--- BRIEF ---
Your answer is a single number: how many lines hold the word "İşsizlik"?

======== RAW DATA ========

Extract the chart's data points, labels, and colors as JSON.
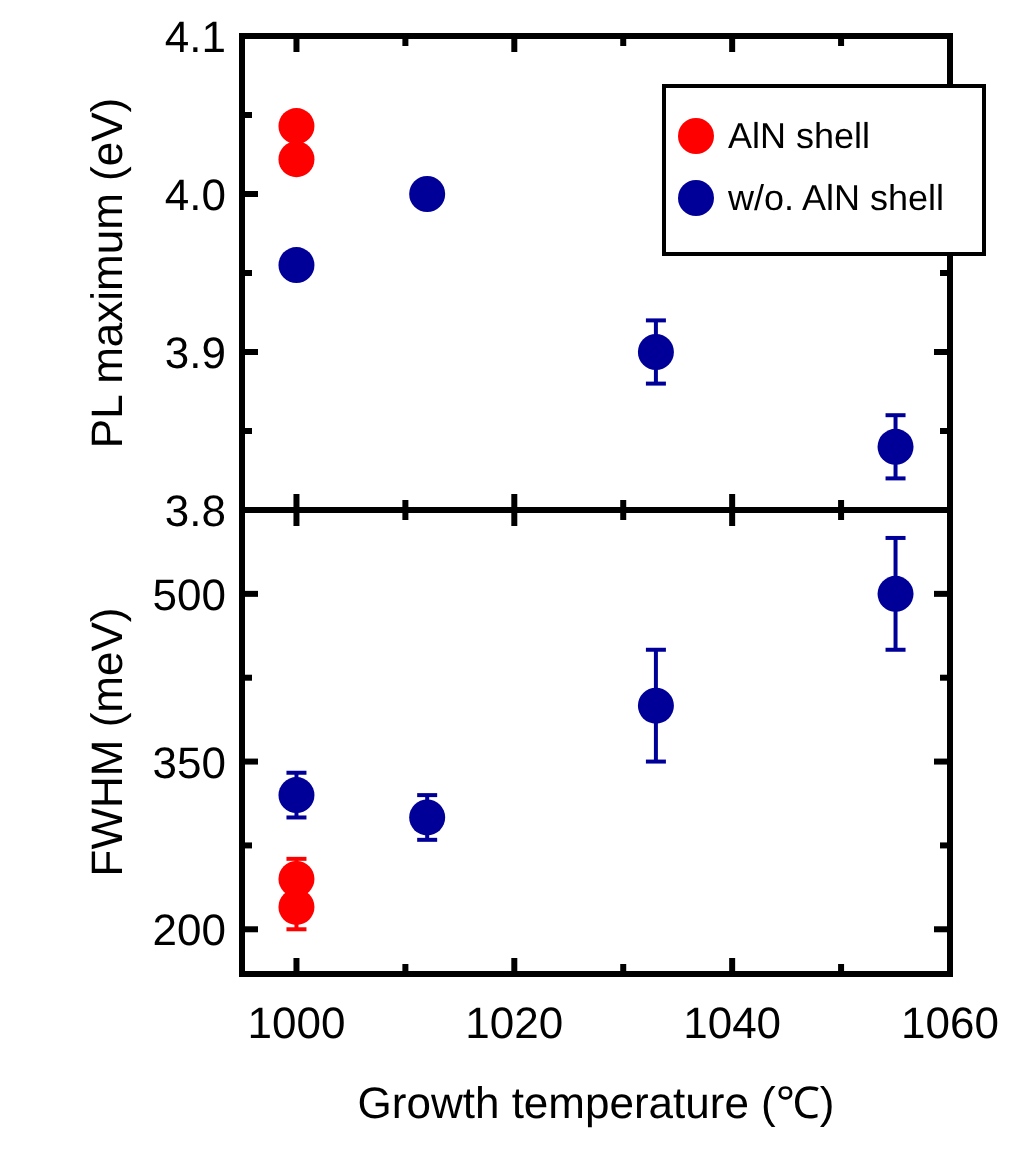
{
  "chart_data": [
    {
      "type": "scatter",
      "ylabel": "PL maximum (eV)",
      "xlim": [
        995,
        1060
      ],
      "xticks": [
        1000,
        {
          "value": 1010,
          "label": null
        },
        1020,
        {
          "value": 1030,
          "label": null
        },
        1040,
        {
          "value": 1050,
          "label": null
        },
        1060
      ],
      "ylim": [
        3.8,
        4.1
      ],
      "yticks": [
        {
          "value": 3.8,
          "label": "3.8"
        },
        {
          "value": 3.85,
          "label": null
        },
        {
          "value": 3.9,
          "label": "3.9"
        },
        {
          "value": 3.95,
          "label": null
        },
        {
          "value": 4.0,
          "label": "4.0"
        },
        {
          "value": 4.05,
          "label": null
        },
        {
          "value": 4.1,
          "label": "4.1"
        }
      ],
      "tick_labels": "y",
      "marker": "circle",
      "legend": "top right",
      "grid": false,
      "series": [
        {
          "name": "AlN shell",
          "color": "#ff0000",
          "x": [
            1000,
            1000
          ],
          "values": [
            4.043,
            4.022
          ]
        },
        {
          "name": "w/o. AlN shell",
          "color": "#000099",
          "x": [
            1000,
            1012,
            1033,
            1055
          ],
          "values": [
            3.955,
            4.0,
            3.9,
            3.84
          ],
          "errors": [
            null,
            null,
            0.02,
            0.02
          ]
        }
      ]
    },
    {
      "type": "scatter",
      "xlabel": "Growth temperature (℃)",
      "ylabel": "FWHM (meV)",
      "xlim": [
        995,
        1060
      ],
      "xticks": [
        1000,
        {
          "value": 1010,
          "label": null
        },
        1020,
        {
          "value": 1030,
          "label": null
        },
        1040,
        {
          "value": 1050,
          "label": null
        },
        1060
      ],
      "ylim": [
        160,
        575
      ],
      "yticks": [
        200,
        {
          "value": 275,
          "label": null
        },
        350,
        {
          "value": 425,
          "label": null
        },
        500
      ],
      "marker": "circle",
      "legend": false,
      "grid": false,
      "series": [
        {
          "color": "#ff0000",
          "x": [
            1000,
            1000
          ],
          "values": [
            245,
            220
          ],
          "errors": [
            18,
            20
          ]
        },
        {
          "color": "#000099",
          "x": [
            1000,
            1012,
            1033,
            1055
          ],
          "values": [
            320,
            300,
            400,
            500
          ],
          "errors": [
            20,
            20,
            50,
            50
          ]
        }
      ]
    }
  ]
}
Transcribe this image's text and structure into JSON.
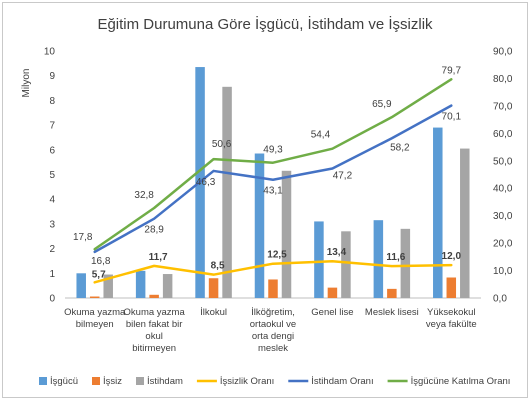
{
  "chart_data": {
    "type": "bar",
    "title": "Eğitim Durumuna Göre İşgücü, İstihdam ve İşsizlik",
    "ylabel_left": "Milyon",
    "ylim_left": [
      0,
      10
    ],
    "yticks_left": [
      "0",
      "1",
      "2",
      "3",
      "4",
      "5",
      "6",
      "7",
      "8",
      "9",
      "10"
    ],
    "ylim_right": [
      0,
      90
    ],
    "yticks_right": [
      "0,0",
      "10,0",
      "20,0",
      "30,0",
      "40,0",
      "50,0",
      "60,0",
      "70,0",
      "80,0",
      "90,0"
    ],
    "categories": [
      [
        "Okuma yazma",
        "bilmeyen"
      ],
      [
        "Okuma yazma",
        "bilen fakat bir",
        "okul",
        "bitirmeyen"
      ],
      [
        "İlkokul"
      ],
      [
        "İlköğretim,",
        "ortaokul ve",
        "orta dengi",
        "meslek"
      ],
      [
        "Genel lise"
      ],
      [
        "Meslek lisesi"
      ],
      [
        "Yüksekokul",
        "veya fakülte"
      ]
    ],
    "bar_series": [
      {
        "name": "İşgücü",
        "color": "#5b9bd5",
        "values": [
          1.0,
          1.1,
          9.35,
          5.85,
          3.1,
          3.15,
          6.9
        ]
      },
      {
        "name": "İşsiz",
        "color": "#ed7d31",
        "values": [
          0.06,
          0.13,
          0.8,
          0.75,
          0.42,
          0.37,
          0.83
        ]
      },
      {
        "name": "İstihdam",
        "color": "#a5a5a5",
        "values": [
          0.95,
          0.97,
          8.55,
          5.15,
          2.7,
          2.8,
          6.05
        ]
      }
    ],
    "line_series": [
      {
        "name": "İşsizlik Oranı",
        "color": "#ffc000",
        "values": [
          5.7,
          11.7,
          8.5,
          12.5,
          13.4,
          11.6,
          12.0
        ],
        "labels": [
          "5,7",
          "11,7",
          "8,5",
          "12,5",
          "13,4",
          "11,6",
          "12,0"
        ],
        "bold": true
      },
      {
        "name": "İstihdam Oranı",
        "color": "#4472c4",
        "values": [
          16.8,
          28.9,
          46.3,
          43.1,
          47.2,
          58.2,
          70.1
        ],
        "labels": [
          "16,8",
          "28,9",
          "46,3",
          "43,1",
          "47,2",
          "58,2",
          "70,1"
        ],
        "bold": false
      },
      {
        "name": "İşgücüne Katılma Oranı",
        "color": "#70ad47",
        "values": [
          17.8,
          32.8,
          50.6,
          49.3,
          54.4,
          65.9,
          79.7
        ],
        "labels": [
          "17,8",
          "32,8",
          "50,6",
          "49,3",
          "54,4",
          "65,9",
          "79,7"
        ],
        "bold": false
      }
    ],
    "legend_position": "bottom",
    "grid": false
  }
}
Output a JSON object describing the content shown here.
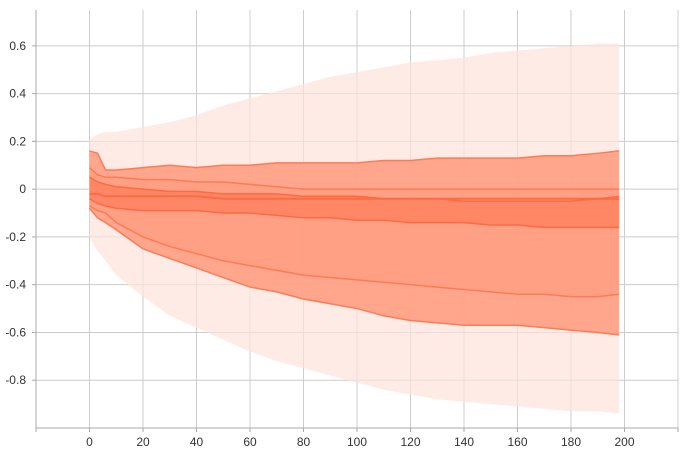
{
  "chart_data": {
    "type": "area",
    "title": "",
    "xlabel": "",
    "ylabel": "",
    "xlim": [
      -20,
      220
    ],
    "ylim": [
      -1.0,
      0.75
    ],
    "grid": true,
    "legend": "none",
    "x_ticks": [
      0,
      20,
      40,
      60,
      80,
      100,
      120,
      140,
      160,
      180,
      200
    ],
    "y_ticks": [
      0.6,
      0.4,
      0.2,
      0,
      -0.2,
      -0.4,
      -0.6,
      -0.8
    ],
    "x_tick_labels": [
      "0",
      "20",
      "40",
      "60",
      "80",
      "100",
      "120",
      "140",
      "160",
      "180",
      "200"
    ],
    "y_tick_labels": [
      "0.6",
      "0.4",
      "0.2",
      "0",
      "-0.2",
      "-0.4",
      "-0.6",
      "-0.8"
    ],
    "x": [
      0,
      3,
      6,
      10,
      20,
      30,
      40,
      50,
      60,
      70,
      80,
      90,
      100,
      110,
      120,
      130,
      140,
      150,
      160,
      170,
      180,
      190,
      198
    ],
    "bands": [
      {
        "color": "#fde2da",
        "opacity": 0.7,
        "upper": [
          0.21,
          0.23,
          0.24,
          0.24,
          0.26,
          0.28,
          0.31,
          0.35,
          0.38,
          0.41,
          0.44,
          0.47,
          0.49,
          0.51,
          0.53,
          0.54,
          0.55,
          0.57,
          0.58,
          0.59,
          0.6,
          0.61,
          0.61
        ],
        "lower": [
          -0.2,
          -0.26,
          -0.3,
          -0.36,
          -0.45,
          -0.53,
          -0.58,
          -0.63,
          -0.68,
          -0.72,
          -0.75,
          -0.78,
          -0.81,
          -0.84,
          -0.86,
          -0.88,
          -0.89,
          -0.9,
          -0.91,
          -0.92,
          -0.93,
          -0.93,
          -0.94
        ]
      },
      {
        "color": "#ff9a7d",
        "opacity": 0.85,
        "stroke": "#ff7a55",
        "upper": [
          0.16,
          0.15,
          0.08,
          0.08,
          0.09,
          0.1,
          0.09,
          0.1,
          0.1,
          0.11,
          0.11,
          0.11,
          0.11,
          0.12,
          0.12,
          0.13,
          0.13,
          0.13,
          0.13,
          0.14,
          0.14,
          0.15,
          0.16
        ],
        "lower": [
          -0.08,
          -0.12,
          -0.14,
          -0.17,
          -0.25,
          -0.29,
          -0.33,
          -0.37,
          -0.41,
          -0.43,
          -0.46,
          -0.48,
          -0.5,
          -0.53,
          -0.55,
          -0.56,
          -0.57,
          -0.57,
          -0.57,
          -0.58,
          -0.59,
          -0.6,
          -0.61
        ]
      },
      {
        "color": "#ff9a7d",
        "opacity": 0.55,
        "stroke": "#ff7a55",
        "upper": [
          0.09,
          0.06,
          0.05,
          0.05,
          0.04,
          0.04,
          0.03,
          0.03,
          0.02,
          0.01,
          0.0,
          0.0,
          0.0,
          0.0,
          0.0,
          0.0,
          0.0,
          0.0,
          0.0,
          0.0,
          0.0,
          0.0,
          0.0
        ],
        "lower": [
          -0.07,
          -0.09,
          -0.1,
          -0.14,
          -0.2,
          -0.24,
          -0.27,
          -0.3,
          -0.32,
          -0.34,
          -0.36,
          -0.37,
          -0.38,
          -0.39,
          -0.4,
          -0.41,
          -0.42,
          -0.43,
          -0.44,
          -0.44,
          -0.45,
          -0.45,
          -0.44
        ]
      },
      {
        "color": "#ff7f5c",
        "opacity": 0.75,
        "stroke": "#ff6a40",
        "upper": [
          0.05,
          0.03,
          0.02,
          0.01,
          0.0,
          -0.01,
          -0.01,
          -0.02,
          -0.02,
          -0.02,
          -0.03,
          -0.03,
          -0.03,
          -0.04,
          -0.04,
          -0.04,
          -0.05,
          -0.05,
          -0.05,
          -0.05,
          -0.05,
          -0.04,
          -0.03
        ],
        "lower": [
          -0.04,
          -0.06,
          -0.07,
          -0.08,
          -0.09,
          -0.09,
          -0.09,
          -0.1,
          -0.1,
          -0.11,
          -0.12,
          -0.12,
          -0.13,
          -0.13,
          -0.14,
          -0.14,
          -0.14,
          -0.15,
          -0.15,
          -0.16,
          -0.16,
          -0.16,
          -0.16
        ]
      }
    ],
    "median": [
      -0.02,
      -0.02,
      -0.03,
      -0.03,
      -0.03,
      -0.03,
      -0.03,
      -0.04,
      -0.04,
      -0.04,
      -0.04,
      -0.04,
      -0.04,
      -0.04,
      -0.04,
      -0.04,
      -0.04,
      -0.04,
      -0.04,
      -0.04,
      -0.04,
      -0.04,
      -0.04
    ],
    "median_color": "#ff6a40"
  }
}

========

--- SOLUTION ---
2